What is required >> Gather, from the data below, each line in which the word "攀登科学文化高峰" occurs.

Data rows >>
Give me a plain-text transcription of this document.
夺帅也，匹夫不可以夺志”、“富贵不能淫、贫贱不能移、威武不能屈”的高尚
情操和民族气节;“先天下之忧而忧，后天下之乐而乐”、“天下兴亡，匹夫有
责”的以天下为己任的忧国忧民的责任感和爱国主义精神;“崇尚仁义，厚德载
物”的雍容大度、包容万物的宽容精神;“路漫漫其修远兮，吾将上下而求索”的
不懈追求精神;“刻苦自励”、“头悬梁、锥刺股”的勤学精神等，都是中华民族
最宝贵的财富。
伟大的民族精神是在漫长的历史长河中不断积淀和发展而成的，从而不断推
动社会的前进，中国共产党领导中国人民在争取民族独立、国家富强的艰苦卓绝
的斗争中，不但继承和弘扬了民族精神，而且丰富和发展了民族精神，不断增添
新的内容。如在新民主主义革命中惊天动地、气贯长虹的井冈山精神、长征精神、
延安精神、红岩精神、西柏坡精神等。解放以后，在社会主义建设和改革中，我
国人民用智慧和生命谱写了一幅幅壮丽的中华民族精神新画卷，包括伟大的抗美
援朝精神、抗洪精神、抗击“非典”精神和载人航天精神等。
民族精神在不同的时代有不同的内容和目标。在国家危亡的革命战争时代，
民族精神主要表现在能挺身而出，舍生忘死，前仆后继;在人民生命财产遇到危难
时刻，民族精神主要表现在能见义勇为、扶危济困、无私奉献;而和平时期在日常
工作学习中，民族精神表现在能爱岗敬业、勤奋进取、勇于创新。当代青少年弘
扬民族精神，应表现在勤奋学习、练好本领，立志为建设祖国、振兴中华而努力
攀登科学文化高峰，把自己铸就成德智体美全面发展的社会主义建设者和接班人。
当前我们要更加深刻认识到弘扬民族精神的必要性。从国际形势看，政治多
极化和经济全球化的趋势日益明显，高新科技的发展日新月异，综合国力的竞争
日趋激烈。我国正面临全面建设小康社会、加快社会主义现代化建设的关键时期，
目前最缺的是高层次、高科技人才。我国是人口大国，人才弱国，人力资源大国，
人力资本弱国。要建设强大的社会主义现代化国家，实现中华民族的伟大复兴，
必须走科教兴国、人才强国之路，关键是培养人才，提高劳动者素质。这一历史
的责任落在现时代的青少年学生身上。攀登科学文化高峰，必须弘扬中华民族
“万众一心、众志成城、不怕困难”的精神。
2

---

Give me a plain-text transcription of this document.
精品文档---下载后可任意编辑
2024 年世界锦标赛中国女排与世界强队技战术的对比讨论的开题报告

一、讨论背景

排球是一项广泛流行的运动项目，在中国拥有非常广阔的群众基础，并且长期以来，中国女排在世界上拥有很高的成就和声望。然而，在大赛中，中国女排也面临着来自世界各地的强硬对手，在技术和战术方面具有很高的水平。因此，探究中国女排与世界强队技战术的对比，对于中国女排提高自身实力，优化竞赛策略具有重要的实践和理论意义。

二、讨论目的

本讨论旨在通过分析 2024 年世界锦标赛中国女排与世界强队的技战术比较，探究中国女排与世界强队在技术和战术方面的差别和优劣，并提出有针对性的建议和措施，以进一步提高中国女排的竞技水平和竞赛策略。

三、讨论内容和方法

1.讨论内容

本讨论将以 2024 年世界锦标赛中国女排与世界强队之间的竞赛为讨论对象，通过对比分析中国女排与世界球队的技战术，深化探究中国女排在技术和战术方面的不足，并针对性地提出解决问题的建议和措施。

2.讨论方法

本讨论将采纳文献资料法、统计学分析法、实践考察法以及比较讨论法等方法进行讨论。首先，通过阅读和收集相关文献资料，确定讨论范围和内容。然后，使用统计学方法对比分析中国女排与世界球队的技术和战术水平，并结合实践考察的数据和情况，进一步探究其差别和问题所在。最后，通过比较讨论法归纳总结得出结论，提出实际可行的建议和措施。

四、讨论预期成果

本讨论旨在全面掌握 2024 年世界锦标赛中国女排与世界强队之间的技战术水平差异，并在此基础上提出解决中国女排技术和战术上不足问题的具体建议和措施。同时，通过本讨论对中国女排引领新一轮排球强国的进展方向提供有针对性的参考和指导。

Exercise response >>
攀登科学文化高峰，把自己铸就成德智体美全面发展的社会主义建设者和接班人。
的责任落在现时代的青少年学生身上。攀登科学文化高峰，必须弘扬中华民族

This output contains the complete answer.